(Entries taken from a collection)
--- --- ---

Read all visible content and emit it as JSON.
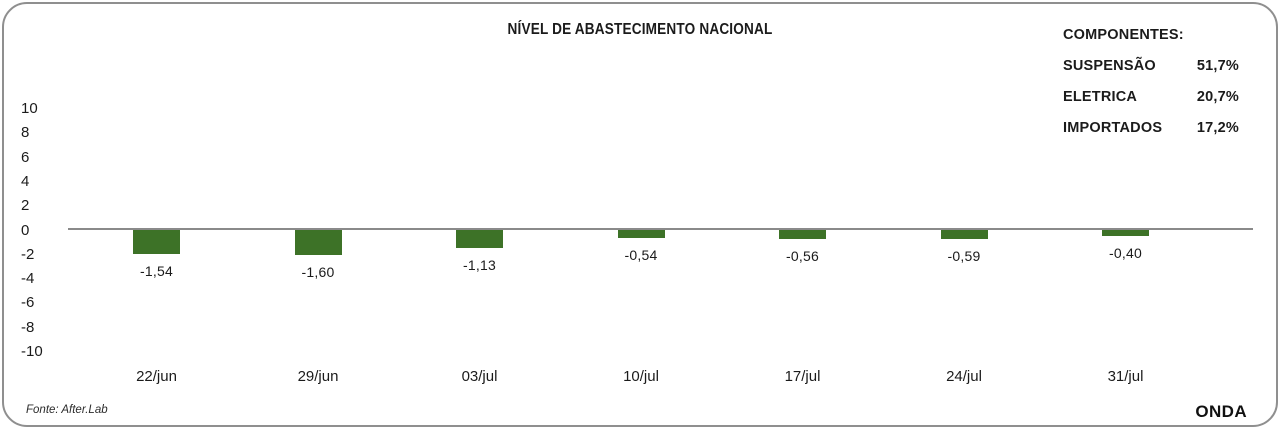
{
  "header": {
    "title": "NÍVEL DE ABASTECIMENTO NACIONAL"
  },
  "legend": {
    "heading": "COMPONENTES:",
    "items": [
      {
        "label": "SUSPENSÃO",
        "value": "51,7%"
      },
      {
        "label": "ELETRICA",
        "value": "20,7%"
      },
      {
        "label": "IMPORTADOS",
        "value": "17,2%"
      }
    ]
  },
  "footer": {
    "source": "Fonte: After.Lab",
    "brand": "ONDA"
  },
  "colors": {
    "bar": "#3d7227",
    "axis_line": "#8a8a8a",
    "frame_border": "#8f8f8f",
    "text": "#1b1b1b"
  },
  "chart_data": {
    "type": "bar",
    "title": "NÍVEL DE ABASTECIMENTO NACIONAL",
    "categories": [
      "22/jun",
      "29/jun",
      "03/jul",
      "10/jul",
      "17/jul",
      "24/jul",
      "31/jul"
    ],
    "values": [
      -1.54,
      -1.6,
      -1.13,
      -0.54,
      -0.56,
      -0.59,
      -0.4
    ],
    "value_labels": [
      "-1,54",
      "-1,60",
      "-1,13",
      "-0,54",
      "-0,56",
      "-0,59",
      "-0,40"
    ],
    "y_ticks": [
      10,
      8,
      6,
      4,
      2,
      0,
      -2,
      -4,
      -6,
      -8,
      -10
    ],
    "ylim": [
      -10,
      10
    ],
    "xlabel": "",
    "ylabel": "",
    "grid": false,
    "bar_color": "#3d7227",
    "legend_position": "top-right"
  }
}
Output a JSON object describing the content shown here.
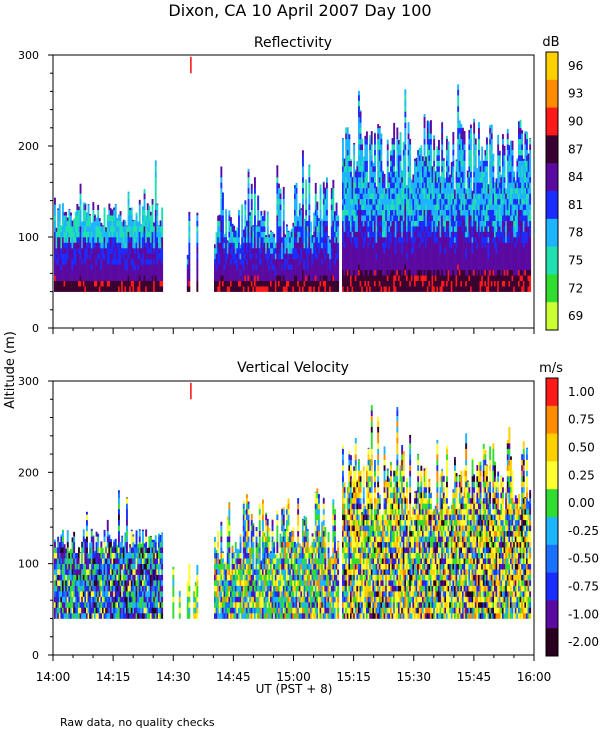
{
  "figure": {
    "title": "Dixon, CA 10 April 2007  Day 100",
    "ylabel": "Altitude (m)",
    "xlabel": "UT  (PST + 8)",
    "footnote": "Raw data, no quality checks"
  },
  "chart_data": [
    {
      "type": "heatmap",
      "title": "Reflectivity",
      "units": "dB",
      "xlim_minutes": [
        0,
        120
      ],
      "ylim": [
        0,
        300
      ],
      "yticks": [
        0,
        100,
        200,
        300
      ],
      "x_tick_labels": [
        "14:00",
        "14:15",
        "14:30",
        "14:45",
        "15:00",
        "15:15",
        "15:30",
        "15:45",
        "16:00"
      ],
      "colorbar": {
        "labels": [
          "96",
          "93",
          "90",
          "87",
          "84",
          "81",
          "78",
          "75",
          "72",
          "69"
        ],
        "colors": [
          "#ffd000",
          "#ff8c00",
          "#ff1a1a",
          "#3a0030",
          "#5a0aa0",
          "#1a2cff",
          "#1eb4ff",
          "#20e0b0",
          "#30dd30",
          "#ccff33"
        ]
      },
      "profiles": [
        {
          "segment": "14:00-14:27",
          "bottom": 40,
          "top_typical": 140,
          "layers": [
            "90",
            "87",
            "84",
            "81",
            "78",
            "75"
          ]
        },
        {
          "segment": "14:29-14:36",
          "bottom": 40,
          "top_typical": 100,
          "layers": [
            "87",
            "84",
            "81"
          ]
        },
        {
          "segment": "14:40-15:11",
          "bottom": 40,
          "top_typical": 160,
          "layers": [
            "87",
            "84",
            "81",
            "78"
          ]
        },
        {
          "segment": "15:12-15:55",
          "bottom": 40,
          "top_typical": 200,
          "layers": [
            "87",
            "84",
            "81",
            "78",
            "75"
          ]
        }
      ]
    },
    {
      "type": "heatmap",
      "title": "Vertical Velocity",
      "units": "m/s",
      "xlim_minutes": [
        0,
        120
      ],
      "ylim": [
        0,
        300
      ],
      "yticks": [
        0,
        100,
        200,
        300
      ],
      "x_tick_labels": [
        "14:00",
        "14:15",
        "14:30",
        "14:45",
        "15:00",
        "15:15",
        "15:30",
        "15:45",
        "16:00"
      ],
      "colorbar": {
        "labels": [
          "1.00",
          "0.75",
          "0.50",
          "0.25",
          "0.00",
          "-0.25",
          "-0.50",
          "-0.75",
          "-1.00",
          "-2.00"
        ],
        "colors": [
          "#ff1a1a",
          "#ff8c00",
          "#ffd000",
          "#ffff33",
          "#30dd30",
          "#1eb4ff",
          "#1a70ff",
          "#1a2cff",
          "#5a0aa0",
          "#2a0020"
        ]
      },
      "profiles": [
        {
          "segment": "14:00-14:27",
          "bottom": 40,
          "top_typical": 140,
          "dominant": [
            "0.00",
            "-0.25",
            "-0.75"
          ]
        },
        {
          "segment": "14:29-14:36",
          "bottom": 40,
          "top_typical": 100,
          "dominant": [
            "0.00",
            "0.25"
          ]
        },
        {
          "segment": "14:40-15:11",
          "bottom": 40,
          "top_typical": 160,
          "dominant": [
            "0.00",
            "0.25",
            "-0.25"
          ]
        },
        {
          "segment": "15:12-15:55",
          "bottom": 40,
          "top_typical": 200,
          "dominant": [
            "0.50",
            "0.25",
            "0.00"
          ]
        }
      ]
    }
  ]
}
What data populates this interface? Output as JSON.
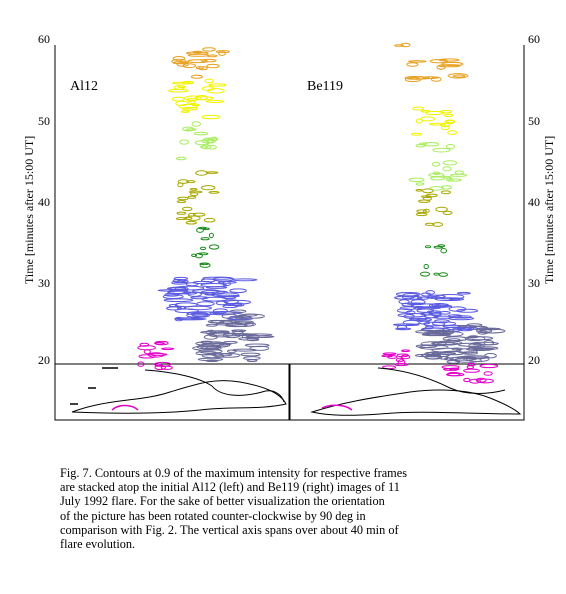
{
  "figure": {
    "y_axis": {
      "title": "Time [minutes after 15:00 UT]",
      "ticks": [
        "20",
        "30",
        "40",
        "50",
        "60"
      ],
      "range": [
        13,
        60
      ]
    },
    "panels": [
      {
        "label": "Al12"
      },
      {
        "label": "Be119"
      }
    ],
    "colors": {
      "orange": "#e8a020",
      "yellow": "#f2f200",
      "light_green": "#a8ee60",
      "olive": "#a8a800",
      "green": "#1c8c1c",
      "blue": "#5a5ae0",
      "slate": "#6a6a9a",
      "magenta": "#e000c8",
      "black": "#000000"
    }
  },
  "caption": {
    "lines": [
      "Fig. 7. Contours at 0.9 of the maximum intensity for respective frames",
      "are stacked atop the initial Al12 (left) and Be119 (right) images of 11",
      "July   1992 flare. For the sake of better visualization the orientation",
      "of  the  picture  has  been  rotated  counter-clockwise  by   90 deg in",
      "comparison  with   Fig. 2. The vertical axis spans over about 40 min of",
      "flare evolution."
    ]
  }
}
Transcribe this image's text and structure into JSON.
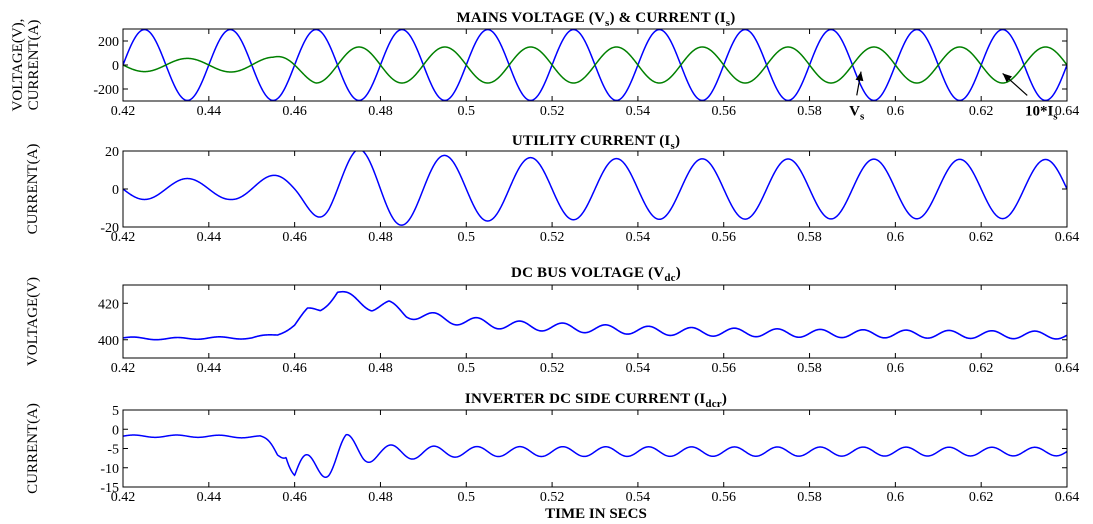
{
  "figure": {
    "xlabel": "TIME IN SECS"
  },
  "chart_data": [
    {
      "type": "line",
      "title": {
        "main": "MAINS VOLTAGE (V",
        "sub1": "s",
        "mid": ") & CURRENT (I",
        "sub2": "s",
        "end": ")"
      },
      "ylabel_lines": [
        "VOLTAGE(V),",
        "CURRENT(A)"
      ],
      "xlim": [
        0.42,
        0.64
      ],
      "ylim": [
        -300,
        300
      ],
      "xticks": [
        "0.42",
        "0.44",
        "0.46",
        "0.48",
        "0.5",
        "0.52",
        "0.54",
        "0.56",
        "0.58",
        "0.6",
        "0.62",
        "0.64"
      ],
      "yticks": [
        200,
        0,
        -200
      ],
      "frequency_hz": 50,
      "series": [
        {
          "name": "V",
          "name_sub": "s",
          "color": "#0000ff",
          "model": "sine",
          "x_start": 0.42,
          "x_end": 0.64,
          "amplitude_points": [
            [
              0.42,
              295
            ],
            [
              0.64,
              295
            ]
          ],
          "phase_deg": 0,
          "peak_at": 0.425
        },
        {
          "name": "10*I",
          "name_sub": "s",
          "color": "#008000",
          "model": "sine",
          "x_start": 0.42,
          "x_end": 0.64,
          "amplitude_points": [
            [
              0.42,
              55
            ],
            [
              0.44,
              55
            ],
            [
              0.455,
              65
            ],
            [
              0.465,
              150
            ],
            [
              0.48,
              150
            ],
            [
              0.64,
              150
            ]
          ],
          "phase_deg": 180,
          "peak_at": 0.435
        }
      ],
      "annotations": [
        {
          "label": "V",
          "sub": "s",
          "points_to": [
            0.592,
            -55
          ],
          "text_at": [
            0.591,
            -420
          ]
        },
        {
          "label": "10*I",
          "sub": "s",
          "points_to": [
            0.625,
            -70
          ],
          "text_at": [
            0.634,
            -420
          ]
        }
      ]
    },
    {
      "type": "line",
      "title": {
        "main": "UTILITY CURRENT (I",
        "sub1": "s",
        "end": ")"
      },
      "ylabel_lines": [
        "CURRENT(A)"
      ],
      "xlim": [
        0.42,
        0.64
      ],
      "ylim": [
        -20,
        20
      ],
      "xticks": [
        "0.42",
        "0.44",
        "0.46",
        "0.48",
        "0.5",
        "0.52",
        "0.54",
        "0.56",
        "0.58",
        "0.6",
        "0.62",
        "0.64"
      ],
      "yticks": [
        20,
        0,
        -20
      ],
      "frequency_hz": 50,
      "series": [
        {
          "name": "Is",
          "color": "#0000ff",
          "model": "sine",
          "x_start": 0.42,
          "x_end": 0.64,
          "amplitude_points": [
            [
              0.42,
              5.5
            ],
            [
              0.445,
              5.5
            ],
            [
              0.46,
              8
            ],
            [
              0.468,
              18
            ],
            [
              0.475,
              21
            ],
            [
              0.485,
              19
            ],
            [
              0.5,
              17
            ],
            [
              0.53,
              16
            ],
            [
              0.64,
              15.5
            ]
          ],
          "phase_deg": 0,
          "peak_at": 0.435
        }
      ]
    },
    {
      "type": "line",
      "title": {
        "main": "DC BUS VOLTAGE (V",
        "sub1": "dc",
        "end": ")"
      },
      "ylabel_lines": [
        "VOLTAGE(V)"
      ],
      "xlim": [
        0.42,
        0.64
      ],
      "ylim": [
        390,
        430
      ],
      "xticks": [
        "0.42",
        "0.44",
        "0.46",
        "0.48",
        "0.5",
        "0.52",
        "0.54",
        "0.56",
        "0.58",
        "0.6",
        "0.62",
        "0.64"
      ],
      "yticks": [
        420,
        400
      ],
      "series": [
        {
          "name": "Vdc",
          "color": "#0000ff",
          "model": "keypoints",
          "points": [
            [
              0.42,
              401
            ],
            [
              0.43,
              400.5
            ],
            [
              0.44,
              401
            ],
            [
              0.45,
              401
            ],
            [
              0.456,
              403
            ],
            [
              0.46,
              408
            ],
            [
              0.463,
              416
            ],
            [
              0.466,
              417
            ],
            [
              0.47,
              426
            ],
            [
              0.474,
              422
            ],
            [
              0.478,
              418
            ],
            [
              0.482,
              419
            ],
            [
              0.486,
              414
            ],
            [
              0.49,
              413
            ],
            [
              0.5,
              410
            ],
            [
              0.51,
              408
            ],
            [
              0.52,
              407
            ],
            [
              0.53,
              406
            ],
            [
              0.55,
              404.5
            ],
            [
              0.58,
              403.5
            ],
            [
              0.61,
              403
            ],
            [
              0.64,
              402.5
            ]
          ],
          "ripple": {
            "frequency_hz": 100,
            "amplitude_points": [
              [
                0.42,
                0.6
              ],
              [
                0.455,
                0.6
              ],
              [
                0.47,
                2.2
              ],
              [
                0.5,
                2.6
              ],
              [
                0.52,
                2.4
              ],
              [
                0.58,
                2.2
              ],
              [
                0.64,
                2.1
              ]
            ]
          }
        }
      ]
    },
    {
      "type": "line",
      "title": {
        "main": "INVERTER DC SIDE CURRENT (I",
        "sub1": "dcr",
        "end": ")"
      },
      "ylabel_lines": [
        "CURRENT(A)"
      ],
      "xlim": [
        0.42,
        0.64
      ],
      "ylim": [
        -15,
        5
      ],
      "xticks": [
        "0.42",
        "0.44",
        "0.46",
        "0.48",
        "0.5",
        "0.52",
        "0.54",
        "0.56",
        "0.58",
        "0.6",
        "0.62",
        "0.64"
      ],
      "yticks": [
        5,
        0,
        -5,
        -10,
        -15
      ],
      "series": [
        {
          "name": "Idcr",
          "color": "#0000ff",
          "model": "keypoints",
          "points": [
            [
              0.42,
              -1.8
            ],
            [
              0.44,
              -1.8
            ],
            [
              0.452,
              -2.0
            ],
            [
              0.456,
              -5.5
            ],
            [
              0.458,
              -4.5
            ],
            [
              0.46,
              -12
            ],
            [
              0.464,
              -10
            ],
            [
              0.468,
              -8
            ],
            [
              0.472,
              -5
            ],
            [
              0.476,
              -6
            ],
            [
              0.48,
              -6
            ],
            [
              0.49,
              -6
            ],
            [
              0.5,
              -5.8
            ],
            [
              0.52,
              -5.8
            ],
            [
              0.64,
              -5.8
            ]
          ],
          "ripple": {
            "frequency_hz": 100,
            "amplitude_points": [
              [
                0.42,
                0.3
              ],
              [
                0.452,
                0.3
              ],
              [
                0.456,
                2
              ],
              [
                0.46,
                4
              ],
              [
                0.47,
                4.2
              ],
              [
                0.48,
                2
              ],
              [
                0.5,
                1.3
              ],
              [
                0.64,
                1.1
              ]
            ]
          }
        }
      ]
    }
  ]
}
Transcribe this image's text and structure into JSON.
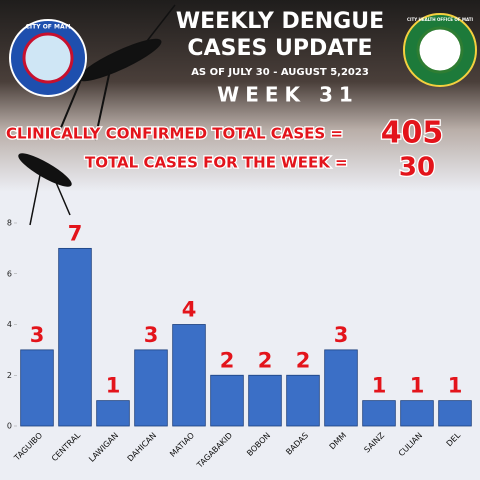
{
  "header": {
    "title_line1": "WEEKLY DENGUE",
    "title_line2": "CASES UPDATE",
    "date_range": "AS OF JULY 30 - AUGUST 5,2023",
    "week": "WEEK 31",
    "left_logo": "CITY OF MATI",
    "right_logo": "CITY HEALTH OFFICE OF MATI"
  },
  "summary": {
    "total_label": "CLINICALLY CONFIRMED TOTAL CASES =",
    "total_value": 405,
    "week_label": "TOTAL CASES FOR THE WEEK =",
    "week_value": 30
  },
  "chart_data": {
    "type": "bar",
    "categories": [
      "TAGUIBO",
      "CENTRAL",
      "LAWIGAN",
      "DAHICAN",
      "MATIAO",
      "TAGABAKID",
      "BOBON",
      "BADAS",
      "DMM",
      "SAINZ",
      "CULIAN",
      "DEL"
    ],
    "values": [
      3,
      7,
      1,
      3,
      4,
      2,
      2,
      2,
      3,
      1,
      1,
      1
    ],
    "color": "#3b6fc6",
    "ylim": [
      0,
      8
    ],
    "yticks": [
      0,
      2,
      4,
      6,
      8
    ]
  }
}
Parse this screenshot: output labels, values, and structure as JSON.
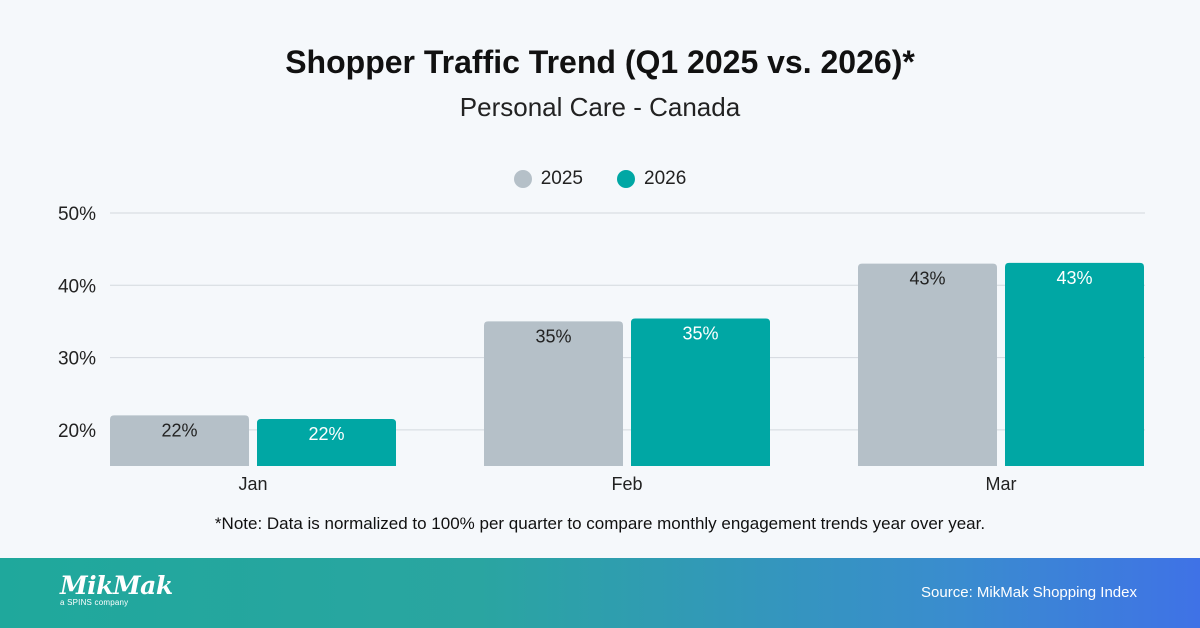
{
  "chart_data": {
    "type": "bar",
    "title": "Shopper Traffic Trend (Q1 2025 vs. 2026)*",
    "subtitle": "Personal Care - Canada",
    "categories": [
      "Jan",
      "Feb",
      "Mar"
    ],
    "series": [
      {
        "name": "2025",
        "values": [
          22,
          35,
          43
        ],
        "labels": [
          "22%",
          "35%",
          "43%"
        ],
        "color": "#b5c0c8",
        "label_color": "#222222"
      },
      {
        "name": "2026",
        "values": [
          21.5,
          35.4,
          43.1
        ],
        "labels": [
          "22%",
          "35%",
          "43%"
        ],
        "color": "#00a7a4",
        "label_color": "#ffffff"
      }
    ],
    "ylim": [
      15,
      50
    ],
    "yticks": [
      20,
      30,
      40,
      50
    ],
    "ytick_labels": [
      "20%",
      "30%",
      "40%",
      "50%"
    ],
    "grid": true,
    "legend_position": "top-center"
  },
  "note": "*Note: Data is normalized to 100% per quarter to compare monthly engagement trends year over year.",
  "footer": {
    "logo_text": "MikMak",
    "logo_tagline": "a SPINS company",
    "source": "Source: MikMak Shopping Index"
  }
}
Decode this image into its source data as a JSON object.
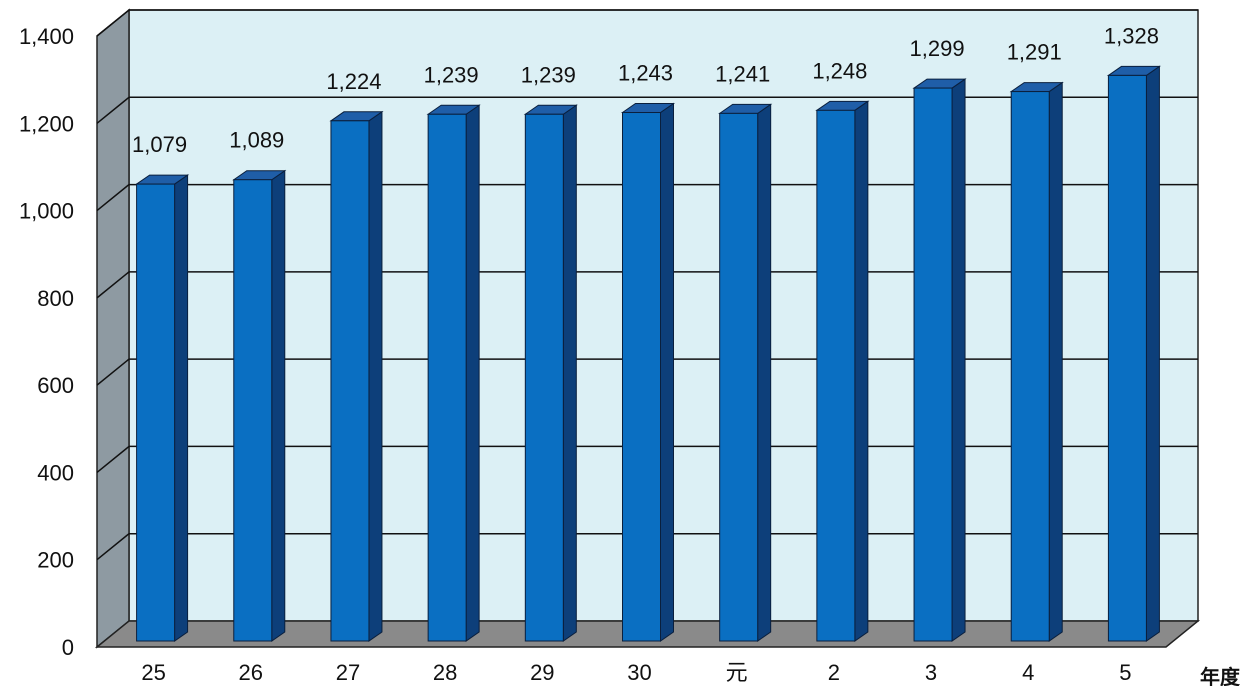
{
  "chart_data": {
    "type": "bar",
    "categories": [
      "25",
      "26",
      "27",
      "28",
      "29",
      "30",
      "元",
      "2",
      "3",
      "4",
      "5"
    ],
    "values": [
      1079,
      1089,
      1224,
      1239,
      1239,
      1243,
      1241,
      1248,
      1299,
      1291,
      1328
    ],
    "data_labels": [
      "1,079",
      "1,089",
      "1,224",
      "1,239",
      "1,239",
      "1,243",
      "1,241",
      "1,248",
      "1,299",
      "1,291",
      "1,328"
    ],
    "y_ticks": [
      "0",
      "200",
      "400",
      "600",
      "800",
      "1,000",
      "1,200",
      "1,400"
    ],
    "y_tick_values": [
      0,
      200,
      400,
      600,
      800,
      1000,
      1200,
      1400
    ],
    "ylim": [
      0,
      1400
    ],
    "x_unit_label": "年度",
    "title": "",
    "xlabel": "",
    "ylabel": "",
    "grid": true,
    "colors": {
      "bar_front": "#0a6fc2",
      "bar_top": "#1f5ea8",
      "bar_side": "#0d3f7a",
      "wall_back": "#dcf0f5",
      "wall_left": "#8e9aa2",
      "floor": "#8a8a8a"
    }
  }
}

--- --- ---

--- Exercise requirements ---
Scan the material above for the string "NACIONAL" and return the lines that hold it.

--- Exercise result ---
    "title": "NÍVEL DE ABASTECIMENTO NACIONAL"
    "title": "NÍVEL DE ABASTECIMENTO NACIONAL",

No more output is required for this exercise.